[Dataset entries]
—————

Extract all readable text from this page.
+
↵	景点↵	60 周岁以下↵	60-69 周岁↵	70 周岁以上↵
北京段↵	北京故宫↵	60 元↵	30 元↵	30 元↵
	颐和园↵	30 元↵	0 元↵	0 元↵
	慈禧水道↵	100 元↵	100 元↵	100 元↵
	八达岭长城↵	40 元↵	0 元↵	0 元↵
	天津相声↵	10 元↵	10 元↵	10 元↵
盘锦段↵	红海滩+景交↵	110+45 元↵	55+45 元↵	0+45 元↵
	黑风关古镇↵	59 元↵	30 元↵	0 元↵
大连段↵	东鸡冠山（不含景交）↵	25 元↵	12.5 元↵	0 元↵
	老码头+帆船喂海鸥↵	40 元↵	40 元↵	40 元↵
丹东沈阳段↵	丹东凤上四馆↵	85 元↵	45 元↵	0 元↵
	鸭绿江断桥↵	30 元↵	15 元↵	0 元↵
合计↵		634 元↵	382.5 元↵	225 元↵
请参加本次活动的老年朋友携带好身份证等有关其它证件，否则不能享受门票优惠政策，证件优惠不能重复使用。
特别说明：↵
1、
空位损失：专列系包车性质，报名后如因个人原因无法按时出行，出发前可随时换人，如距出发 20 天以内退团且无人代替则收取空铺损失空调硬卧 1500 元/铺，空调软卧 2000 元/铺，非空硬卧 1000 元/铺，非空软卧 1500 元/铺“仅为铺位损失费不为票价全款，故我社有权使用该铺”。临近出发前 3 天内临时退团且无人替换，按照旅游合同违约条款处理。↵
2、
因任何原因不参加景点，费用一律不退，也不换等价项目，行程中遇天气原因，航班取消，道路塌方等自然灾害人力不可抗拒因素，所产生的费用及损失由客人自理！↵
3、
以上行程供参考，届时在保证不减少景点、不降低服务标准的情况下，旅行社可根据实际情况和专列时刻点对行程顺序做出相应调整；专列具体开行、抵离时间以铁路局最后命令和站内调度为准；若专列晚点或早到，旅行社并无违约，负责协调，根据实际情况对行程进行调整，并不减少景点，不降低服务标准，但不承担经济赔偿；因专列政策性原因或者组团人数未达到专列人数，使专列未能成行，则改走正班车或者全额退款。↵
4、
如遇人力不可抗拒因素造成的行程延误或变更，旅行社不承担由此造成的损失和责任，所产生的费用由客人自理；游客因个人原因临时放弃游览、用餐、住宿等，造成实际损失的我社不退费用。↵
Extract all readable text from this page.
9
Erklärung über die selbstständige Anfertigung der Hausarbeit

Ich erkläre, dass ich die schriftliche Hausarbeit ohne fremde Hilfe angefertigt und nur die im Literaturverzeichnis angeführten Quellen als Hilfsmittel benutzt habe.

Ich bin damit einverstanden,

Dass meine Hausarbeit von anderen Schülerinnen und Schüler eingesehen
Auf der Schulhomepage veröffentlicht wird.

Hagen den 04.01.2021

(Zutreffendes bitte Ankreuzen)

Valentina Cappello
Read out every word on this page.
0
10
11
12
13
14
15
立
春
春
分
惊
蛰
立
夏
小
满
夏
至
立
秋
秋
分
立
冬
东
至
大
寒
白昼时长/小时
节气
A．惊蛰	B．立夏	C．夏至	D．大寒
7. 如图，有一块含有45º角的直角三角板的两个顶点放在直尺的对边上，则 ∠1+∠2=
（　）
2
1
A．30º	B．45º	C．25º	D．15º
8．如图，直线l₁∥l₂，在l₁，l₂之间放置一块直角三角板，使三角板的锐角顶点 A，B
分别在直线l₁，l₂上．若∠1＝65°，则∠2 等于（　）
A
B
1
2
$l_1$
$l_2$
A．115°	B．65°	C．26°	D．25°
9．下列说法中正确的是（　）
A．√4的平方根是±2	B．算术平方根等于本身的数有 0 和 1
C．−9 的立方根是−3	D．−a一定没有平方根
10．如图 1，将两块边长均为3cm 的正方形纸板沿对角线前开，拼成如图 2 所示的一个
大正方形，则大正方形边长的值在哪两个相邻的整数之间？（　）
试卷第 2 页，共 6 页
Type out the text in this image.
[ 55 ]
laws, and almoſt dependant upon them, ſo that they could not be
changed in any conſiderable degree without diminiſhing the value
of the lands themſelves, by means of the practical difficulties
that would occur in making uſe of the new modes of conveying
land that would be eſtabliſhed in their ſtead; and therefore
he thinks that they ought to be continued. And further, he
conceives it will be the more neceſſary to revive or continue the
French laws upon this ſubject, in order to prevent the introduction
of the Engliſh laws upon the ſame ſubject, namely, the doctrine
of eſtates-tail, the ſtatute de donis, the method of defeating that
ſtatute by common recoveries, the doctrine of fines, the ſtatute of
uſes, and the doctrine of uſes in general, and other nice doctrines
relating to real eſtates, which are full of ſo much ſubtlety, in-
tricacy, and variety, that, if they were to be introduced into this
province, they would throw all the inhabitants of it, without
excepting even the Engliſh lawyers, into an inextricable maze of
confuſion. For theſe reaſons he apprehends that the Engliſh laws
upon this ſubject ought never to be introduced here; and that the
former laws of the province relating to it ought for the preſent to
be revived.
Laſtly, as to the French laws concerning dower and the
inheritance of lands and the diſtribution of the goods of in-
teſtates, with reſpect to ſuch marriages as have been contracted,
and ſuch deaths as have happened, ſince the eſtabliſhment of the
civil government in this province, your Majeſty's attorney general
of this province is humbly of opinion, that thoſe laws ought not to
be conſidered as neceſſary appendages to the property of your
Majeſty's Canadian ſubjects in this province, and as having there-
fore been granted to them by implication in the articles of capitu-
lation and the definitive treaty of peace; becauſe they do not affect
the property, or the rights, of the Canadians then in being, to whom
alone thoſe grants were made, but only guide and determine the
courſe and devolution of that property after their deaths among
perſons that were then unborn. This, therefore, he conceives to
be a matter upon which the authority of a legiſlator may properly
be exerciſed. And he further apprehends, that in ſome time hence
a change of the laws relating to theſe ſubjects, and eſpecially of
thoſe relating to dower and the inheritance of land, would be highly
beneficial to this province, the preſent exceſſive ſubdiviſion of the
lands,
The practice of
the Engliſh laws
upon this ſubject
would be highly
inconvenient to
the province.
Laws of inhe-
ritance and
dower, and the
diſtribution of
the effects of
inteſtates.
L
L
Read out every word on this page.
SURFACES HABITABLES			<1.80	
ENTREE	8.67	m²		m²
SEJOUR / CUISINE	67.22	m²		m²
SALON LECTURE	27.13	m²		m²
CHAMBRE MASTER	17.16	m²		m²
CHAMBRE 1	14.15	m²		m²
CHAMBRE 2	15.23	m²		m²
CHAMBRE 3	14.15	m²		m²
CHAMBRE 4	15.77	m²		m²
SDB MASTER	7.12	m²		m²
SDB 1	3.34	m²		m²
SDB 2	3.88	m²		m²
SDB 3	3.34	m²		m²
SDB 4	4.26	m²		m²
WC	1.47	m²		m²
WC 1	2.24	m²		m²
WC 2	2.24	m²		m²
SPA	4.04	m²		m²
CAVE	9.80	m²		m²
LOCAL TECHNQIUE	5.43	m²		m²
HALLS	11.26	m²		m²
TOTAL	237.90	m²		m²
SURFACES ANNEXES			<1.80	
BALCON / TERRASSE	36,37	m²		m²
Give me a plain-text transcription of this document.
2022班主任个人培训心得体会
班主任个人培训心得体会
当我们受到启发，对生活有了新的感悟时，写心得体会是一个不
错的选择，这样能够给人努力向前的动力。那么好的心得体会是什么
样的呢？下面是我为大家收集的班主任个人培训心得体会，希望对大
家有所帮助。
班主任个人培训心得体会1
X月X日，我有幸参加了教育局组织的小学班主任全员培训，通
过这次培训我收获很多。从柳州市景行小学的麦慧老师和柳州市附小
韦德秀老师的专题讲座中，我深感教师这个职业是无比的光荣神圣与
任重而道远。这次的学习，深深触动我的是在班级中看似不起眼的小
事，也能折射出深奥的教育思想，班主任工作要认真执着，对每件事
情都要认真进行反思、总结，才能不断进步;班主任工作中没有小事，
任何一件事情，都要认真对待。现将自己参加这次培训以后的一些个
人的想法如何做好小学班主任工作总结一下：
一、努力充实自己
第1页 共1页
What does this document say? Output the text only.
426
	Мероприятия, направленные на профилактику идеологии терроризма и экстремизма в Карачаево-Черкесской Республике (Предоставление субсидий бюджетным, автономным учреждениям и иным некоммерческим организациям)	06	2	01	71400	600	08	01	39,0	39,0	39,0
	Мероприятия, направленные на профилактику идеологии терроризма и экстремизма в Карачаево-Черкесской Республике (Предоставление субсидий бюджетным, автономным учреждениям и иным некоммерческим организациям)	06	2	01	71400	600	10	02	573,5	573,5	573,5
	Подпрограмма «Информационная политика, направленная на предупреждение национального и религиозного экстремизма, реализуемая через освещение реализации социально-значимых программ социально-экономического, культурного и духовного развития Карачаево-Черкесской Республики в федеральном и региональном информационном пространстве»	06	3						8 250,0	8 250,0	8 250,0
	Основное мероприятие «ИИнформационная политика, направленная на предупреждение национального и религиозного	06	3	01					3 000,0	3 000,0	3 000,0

—————

_INSTRUCTION_
From the data above, pick out each line containing "Карачаево" and copy it.

_EXERCISE RESULT_
	Мероприятия, направленные на профилактику идеологии терроризма и экстремизма в Карачаево-Черкесской Республике (Предоставление субсидий бюджетным, автономным учреждениям и иным некоммерческим организациям)	06	2	01	71400	600	08	01	39,0	39,0	39,0
	Мероприятия, направленные на профилактику идеологии терроризма и экстремизма в Карачаево-Черкесской Республике (Предоставление субсидий бюджетным, автономным учреждениям и иным некоммерческим организациям)	06	2	01	71400	600	10	02	573,5	573,5	573,5
	Подпрограмма «Информационная политика, направленная на предупреждение национального и религиозного экстремизма, реализуемая через освещение реализации социально-значимых программ социально-экономического, культурного и духовного развития Карачаево-Черкесской Республики в федеральном и региональном информационном пространстве»	06	3						8 250,0	8 250,0	8 250,0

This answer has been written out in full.